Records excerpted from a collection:
***
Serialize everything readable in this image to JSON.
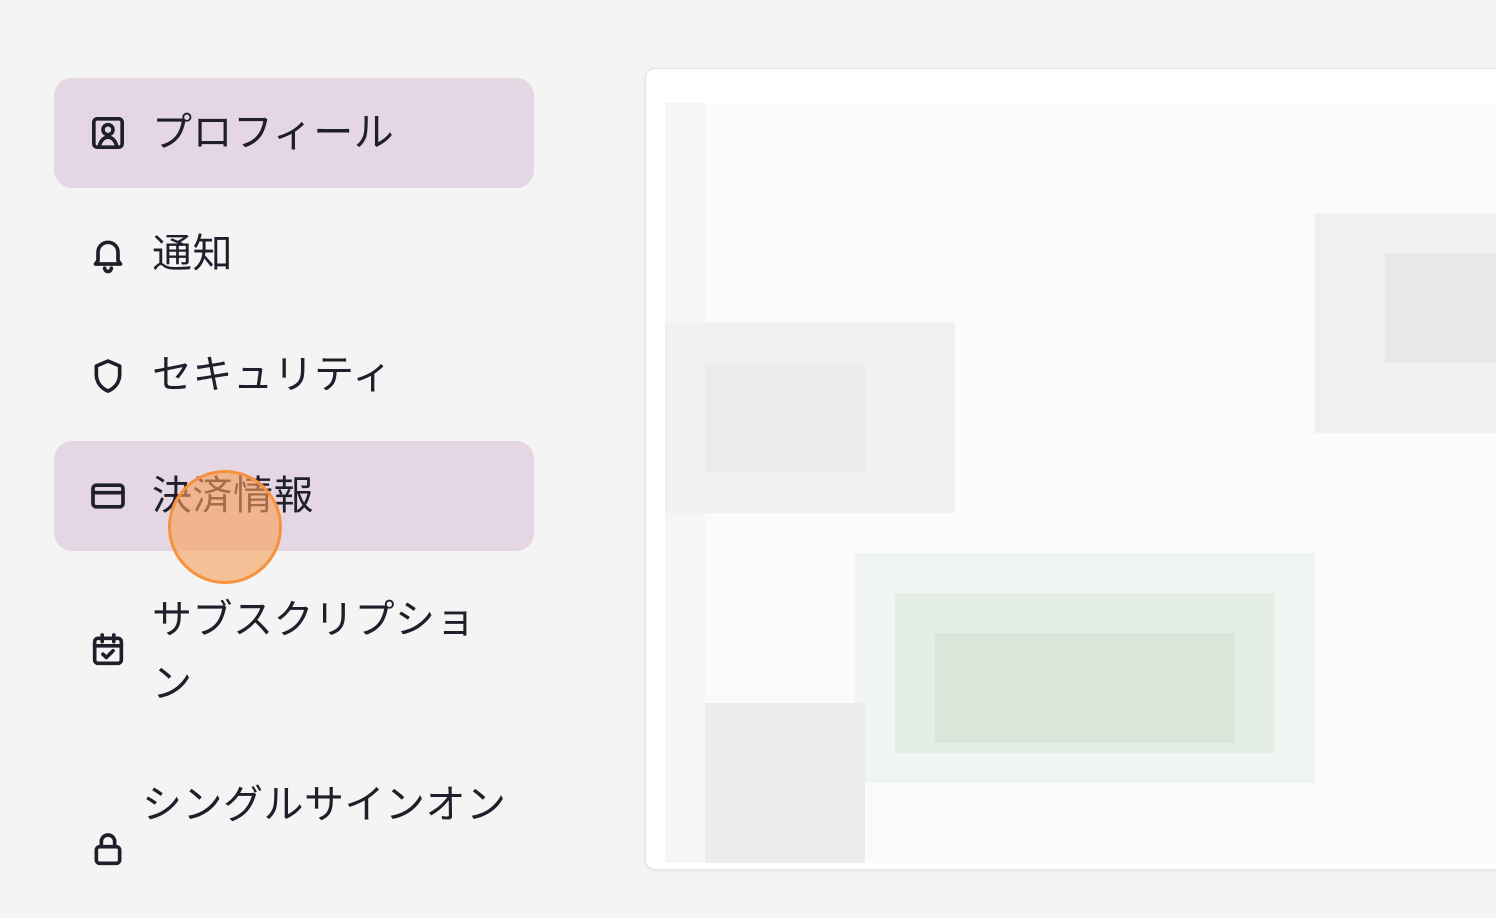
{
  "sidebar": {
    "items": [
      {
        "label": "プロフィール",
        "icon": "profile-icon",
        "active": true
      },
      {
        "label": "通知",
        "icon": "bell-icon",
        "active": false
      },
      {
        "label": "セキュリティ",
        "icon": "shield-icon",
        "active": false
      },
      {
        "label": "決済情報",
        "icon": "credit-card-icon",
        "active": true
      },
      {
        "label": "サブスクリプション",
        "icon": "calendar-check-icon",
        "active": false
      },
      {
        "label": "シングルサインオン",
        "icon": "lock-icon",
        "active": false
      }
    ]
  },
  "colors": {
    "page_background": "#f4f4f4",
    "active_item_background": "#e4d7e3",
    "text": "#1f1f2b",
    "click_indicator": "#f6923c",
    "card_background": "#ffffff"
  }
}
***
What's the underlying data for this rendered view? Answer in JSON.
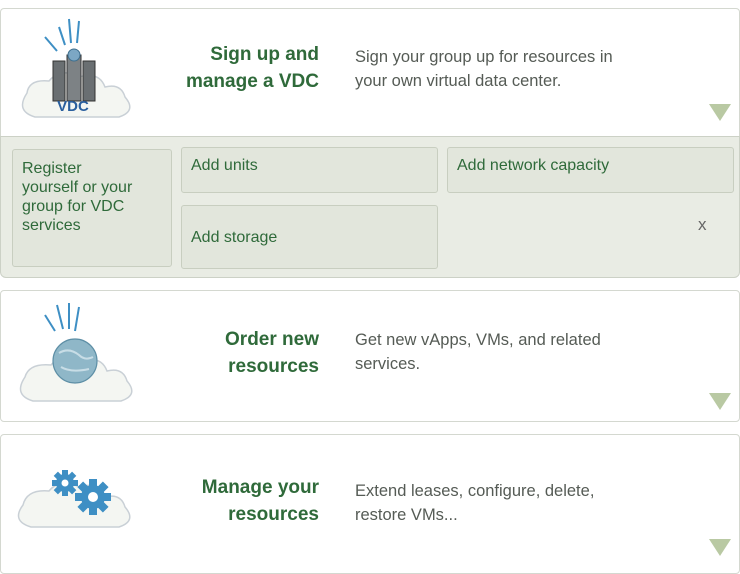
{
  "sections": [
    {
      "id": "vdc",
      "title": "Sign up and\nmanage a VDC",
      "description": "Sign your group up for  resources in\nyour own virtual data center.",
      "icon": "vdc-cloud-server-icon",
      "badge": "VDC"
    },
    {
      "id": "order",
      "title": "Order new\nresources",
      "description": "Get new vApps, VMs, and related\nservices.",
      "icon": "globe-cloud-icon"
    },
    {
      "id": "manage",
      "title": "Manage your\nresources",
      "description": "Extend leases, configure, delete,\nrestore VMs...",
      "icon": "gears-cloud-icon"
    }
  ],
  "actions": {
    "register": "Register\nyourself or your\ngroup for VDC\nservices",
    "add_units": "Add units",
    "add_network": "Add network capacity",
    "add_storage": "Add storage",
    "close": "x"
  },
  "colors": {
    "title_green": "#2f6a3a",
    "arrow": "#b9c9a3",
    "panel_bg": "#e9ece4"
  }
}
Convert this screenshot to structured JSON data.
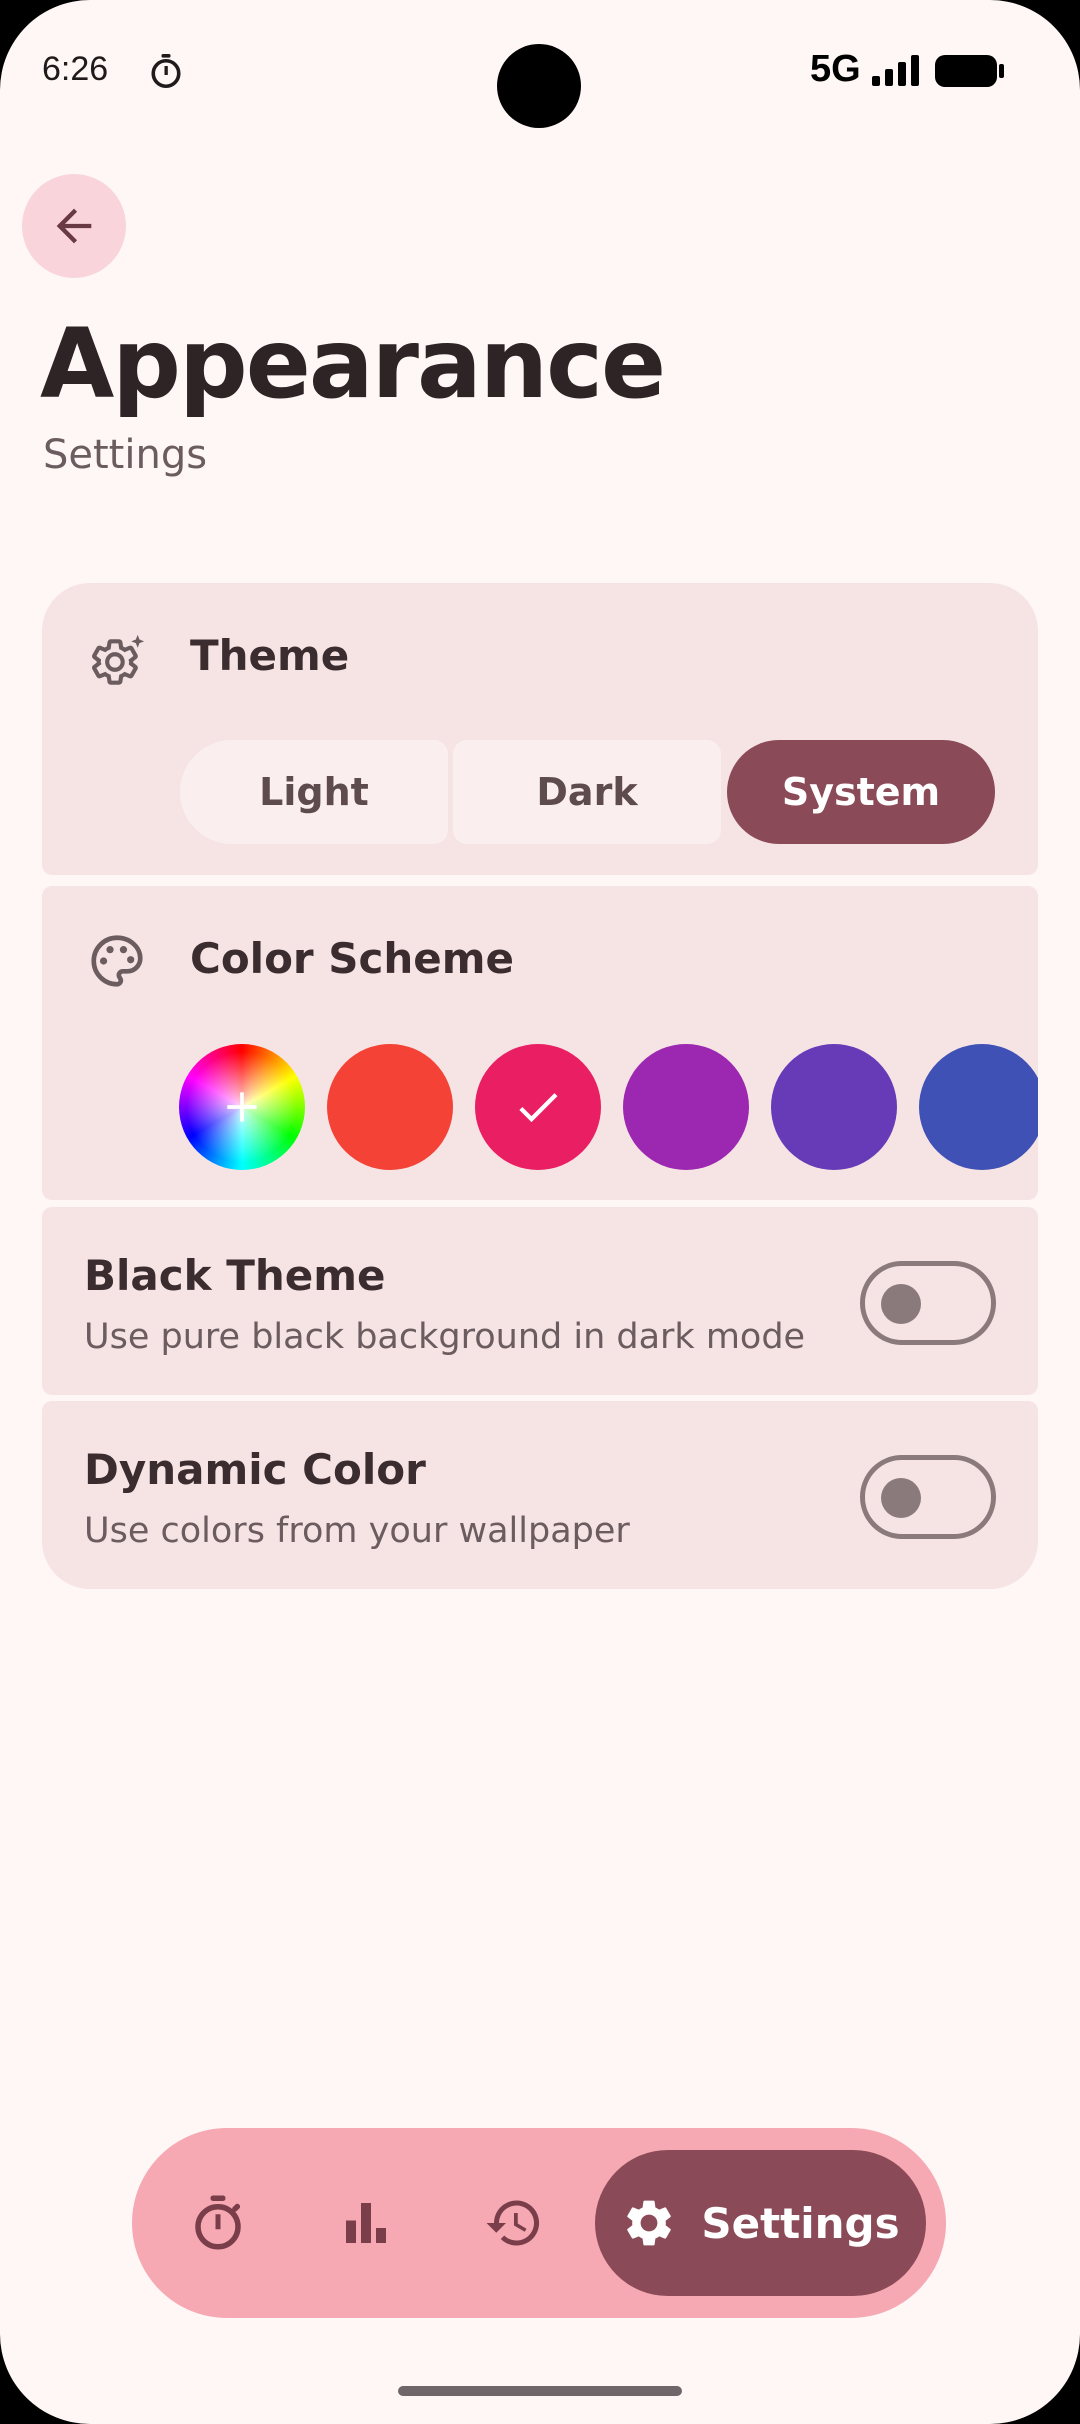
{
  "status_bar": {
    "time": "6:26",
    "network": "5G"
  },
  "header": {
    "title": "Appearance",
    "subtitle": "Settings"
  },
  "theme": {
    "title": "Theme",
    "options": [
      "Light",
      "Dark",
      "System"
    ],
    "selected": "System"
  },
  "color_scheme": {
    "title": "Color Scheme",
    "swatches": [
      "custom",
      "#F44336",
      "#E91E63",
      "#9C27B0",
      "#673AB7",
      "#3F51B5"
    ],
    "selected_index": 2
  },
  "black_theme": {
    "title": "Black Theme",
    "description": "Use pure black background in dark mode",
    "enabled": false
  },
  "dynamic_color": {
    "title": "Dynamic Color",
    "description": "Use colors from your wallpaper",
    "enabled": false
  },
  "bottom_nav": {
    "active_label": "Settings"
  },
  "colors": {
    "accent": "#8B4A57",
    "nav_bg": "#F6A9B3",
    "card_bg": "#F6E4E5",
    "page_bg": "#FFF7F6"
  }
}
***
**TASK GOAL:** Your answer should be one number: how many lines of the listing include the word "cloud".

**CORRECT RESPONSE:** 3